── MATERIAL TO PROCESS ──

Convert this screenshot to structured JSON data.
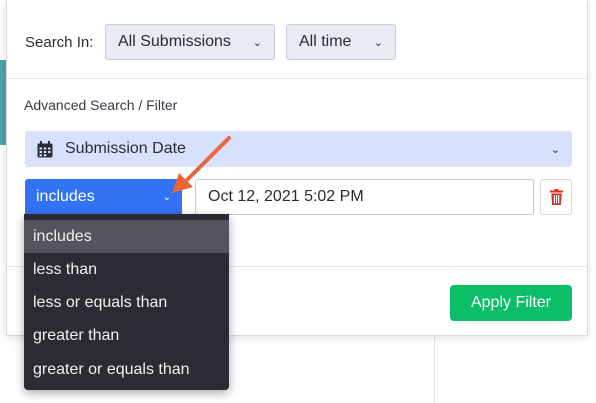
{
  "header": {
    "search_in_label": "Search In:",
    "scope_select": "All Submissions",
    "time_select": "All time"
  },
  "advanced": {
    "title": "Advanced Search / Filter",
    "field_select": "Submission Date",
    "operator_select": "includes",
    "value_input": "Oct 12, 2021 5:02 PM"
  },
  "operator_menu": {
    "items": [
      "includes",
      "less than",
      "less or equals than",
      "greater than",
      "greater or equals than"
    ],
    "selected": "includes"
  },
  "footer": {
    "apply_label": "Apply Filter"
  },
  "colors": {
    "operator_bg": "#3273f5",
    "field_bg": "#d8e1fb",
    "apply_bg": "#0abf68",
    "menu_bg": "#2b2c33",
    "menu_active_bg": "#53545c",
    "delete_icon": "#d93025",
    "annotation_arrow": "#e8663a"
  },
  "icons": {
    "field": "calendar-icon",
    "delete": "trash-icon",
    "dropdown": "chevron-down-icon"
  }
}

───
── MATERIAL TO PROCESS ──

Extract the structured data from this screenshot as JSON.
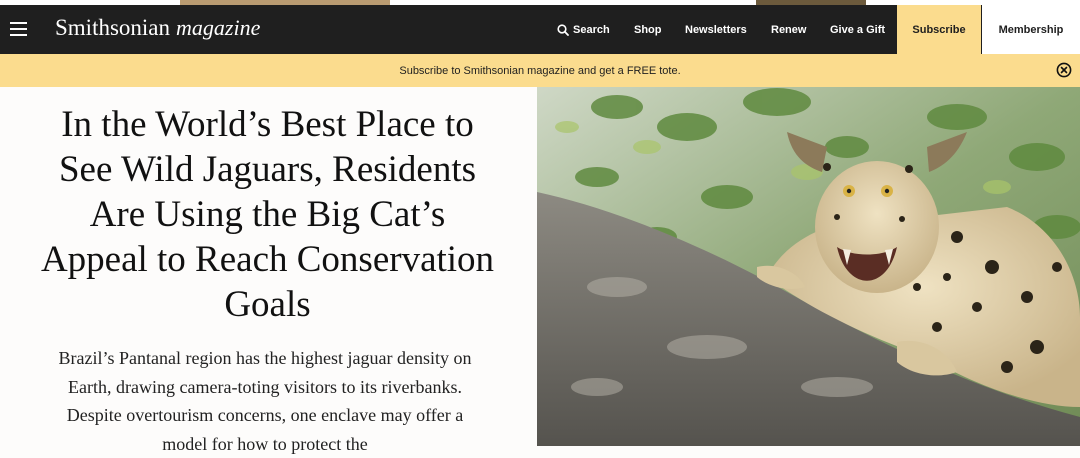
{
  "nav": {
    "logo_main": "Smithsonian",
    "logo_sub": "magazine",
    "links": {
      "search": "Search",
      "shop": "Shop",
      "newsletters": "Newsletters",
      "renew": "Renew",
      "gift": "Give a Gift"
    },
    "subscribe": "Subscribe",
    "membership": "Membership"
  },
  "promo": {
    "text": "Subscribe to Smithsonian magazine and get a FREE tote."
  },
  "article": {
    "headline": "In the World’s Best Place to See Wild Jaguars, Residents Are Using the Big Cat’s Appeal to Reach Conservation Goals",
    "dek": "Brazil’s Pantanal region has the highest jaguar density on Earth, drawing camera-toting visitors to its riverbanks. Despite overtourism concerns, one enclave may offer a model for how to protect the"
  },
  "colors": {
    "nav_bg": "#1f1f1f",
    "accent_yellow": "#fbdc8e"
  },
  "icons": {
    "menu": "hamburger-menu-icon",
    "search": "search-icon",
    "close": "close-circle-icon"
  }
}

───
── MATERIAL TO PROCESS ──

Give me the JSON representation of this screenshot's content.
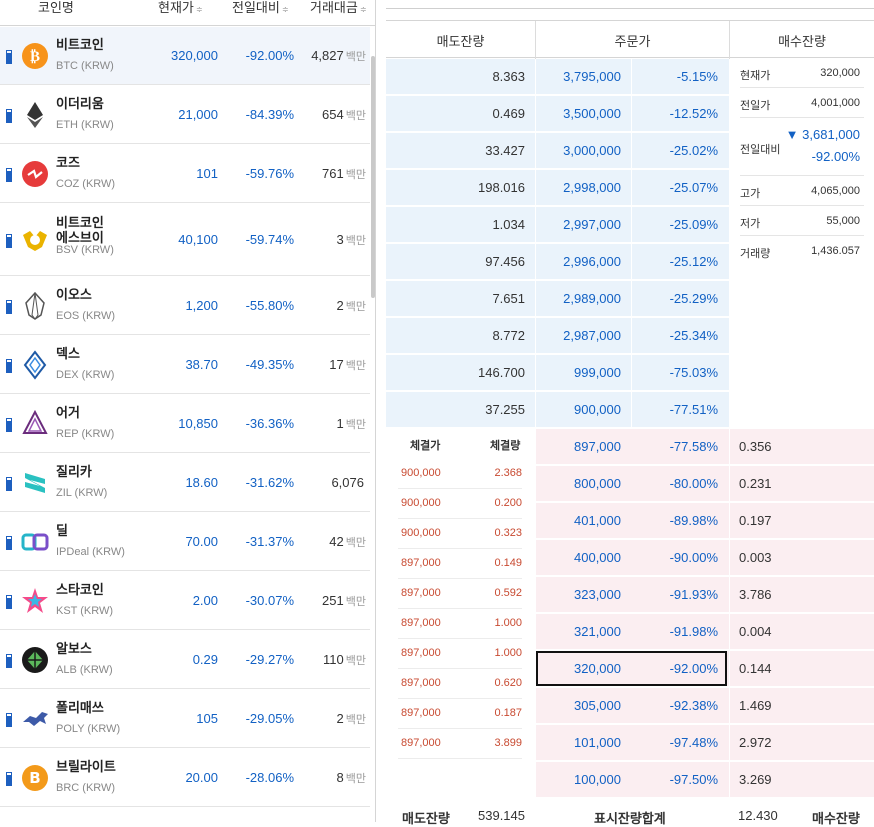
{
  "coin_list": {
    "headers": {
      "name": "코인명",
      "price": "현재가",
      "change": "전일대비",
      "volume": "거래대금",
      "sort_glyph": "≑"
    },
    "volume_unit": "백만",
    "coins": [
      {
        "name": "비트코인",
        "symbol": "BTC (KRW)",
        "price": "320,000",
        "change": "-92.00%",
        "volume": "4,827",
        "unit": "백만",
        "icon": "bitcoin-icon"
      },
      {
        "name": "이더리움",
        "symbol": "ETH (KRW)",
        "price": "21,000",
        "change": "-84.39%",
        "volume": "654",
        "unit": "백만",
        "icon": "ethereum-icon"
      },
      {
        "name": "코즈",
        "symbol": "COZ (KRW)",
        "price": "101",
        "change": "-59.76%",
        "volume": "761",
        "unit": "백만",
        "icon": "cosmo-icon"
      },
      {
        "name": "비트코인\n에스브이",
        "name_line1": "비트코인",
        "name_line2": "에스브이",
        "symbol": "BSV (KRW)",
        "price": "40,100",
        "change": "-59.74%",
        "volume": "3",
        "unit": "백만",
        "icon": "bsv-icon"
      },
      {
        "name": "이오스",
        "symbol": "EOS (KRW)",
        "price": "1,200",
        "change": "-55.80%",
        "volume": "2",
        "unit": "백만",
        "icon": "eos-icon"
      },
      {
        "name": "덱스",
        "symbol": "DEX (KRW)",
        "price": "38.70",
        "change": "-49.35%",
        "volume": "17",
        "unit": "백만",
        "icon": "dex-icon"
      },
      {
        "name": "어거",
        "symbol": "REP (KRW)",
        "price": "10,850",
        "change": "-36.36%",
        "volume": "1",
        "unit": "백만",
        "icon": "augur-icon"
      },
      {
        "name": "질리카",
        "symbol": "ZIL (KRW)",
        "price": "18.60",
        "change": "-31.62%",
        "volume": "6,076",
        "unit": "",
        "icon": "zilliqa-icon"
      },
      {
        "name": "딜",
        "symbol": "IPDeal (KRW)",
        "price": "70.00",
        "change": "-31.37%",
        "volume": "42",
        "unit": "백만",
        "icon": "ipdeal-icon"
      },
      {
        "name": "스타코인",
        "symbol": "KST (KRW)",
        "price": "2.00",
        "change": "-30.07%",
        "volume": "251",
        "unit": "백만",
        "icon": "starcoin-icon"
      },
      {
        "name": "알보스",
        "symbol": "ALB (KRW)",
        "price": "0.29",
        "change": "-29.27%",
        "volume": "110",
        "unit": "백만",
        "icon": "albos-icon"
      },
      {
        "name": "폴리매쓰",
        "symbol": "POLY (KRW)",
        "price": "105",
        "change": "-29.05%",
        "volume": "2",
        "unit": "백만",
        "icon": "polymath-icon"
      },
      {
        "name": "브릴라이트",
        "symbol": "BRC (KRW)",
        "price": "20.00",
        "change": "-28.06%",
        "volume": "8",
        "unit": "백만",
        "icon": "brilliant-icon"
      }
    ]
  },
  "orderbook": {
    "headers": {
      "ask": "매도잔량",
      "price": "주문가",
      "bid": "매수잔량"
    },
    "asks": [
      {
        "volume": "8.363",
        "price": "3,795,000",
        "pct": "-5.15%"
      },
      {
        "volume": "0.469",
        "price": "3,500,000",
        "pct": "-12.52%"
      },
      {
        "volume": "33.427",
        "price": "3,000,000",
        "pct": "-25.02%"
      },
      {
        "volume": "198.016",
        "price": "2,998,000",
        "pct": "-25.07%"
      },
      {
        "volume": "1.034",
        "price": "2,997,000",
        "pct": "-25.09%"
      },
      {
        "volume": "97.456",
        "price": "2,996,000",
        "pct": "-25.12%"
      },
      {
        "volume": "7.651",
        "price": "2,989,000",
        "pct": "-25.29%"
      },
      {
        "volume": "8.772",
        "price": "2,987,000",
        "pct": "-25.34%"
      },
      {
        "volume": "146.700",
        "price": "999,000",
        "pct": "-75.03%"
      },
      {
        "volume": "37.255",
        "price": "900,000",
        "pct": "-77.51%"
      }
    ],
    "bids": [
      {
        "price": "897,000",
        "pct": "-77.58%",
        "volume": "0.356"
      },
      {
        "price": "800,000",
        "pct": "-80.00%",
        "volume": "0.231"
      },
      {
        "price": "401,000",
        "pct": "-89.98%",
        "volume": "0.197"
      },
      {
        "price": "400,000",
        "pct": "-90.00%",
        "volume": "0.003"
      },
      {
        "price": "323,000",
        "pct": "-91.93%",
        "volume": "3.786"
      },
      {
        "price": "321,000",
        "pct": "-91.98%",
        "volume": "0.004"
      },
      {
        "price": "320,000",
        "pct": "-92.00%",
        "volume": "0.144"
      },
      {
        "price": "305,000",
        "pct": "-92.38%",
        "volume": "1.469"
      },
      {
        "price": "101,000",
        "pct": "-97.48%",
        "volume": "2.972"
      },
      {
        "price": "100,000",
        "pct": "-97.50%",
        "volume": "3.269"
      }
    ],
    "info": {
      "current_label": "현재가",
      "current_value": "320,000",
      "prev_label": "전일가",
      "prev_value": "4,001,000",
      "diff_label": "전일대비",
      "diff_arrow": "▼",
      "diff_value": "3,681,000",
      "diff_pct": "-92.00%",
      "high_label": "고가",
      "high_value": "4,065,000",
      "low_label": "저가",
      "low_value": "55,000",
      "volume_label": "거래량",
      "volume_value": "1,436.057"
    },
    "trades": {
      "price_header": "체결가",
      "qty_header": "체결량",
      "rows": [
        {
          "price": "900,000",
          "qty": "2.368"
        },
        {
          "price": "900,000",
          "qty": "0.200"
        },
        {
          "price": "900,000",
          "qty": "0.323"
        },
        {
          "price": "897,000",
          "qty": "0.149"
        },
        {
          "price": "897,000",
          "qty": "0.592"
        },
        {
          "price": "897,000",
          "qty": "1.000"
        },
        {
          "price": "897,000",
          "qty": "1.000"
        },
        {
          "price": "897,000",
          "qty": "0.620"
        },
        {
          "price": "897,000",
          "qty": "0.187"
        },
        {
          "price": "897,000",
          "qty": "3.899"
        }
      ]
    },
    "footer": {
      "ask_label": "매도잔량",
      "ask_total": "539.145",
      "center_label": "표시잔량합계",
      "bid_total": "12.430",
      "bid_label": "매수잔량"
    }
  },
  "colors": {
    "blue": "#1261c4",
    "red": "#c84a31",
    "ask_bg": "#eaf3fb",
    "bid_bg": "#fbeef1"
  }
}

───

*YOUR TASK*
Pull out all lines in the data above that include "equals".

*RESULT BELOW*
      "less or equals than",
      "greater or equals than"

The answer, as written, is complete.